Supplied records:
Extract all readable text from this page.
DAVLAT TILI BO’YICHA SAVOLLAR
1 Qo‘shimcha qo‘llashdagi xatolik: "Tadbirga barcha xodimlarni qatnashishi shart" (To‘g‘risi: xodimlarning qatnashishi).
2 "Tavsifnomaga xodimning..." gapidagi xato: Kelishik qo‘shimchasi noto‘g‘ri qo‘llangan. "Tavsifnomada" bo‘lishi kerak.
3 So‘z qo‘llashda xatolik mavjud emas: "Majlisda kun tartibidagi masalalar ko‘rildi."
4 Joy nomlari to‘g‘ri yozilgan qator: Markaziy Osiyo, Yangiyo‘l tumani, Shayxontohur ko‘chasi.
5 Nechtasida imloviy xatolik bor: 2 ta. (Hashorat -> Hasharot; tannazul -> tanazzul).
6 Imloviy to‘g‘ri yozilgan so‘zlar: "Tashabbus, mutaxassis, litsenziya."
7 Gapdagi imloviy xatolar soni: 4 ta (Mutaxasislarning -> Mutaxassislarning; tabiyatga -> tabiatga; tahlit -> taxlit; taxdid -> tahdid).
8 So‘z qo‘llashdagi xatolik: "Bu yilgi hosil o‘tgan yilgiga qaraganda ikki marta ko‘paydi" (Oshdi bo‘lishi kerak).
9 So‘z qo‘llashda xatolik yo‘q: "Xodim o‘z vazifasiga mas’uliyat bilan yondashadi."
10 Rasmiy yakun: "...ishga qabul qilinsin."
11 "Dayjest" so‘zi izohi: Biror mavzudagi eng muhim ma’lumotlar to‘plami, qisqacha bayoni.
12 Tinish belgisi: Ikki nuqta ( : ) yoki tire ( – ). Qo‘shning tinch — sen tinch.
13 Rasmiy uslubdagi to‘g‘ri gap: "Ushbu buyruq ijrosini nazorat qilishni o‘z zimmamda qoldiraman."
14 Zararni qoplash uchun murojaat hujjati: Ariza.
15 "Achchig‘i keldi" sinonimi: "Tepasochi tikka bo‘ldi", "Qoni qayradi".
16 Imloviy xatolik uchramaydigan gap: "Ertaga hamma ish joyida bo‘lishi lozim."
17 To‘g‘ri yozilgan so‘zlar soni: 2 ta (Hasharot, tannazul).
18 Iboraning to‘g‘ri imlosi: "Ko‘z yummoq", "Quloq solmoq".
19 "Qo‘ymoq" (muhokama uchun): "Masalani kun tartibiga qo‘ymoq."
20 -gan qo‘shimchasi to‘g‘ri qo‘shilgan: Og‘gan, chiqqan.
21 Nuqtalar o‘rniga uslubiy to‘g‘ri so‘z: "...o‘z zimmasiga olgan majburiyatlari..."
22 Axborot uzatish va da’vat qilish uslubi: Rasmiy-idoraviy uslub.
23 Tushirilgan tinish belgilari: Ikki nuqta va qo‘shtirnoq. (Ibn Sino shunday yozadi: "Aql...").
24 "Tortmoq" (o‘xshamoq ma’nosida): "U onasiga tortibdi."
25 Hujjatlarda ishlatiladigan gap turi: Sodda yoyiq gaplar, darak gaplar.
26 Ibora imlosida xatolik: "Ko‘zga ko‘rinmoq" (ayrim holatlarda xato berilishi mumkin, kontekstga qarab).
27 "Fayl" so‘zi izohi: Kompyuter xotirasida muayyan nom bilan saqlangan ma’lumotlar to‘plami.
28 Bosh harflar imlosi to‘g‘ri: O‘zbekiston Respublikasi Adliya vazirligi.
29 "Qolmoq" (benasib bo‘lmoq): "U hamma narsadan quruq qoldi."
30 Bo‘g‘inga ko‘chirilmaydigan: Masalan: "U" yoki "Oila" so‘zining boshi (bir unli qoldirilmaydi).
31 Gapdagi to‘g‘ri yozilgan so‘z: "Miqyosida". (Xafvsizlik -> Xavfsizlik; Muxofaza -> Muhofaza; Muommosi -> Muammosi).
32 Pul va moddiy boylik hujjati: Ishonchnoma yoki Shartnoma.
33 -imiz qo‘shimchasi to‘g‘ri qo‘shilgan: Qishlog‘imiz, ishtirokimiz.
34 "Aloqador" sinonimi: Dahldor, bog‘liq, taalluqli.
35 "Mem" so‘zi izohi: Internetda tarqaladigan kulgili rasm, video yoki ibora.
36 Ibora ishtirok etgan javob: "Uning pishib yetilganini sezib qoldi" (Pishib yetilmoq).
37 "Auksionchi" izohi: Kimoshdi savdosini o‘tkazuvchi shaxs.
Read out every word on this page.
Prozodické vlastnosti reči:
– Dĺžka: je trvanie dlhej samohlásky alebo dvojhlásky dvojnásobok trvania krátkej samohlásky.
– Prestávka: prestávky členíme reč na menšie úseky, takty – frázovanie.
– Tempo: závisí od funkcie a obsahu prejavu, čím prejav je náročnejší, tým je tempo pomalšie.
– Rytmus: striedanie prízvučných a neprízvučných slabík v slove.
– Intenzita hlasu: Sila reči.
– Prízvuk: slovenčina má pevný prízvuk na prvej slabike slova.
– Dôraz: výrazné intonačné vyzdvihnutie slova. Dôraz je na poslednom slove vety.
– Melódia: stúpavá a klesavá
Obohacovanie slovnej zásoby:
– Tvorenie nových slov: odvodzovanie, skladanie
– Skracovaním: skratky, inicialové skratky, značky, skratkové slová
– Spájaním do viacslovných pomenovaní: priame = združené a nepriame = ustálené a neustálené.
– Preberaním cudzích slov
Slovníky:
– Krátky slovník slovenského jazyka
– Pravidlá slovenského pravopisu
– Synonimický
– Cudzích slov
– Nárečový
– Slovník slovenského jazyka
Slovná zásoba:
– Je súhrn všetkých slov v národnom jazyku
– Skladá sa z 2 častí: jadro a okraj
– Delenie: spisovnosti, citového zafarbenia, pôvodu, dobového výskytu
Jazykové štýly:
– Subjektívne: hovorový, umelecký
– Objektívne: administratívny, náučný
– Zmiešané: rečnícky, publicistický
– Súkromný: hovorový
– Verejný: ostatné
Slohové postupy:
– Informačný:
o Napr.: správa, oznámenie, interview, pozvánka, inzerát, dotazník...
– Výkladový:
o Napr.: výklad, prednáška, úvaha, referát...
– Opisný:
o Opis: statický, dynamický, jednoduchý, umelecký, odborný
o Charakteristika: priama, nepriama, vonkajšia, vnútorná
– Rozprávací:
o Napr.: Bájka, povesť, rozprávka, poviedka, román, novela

Short problem:
Go through the entries above and copy every line containing "umelecký".

Result:
– Subjektívne: hovorový, umelecký
o Opis: statický, dynamický, jednoduchý, umelecký, odborný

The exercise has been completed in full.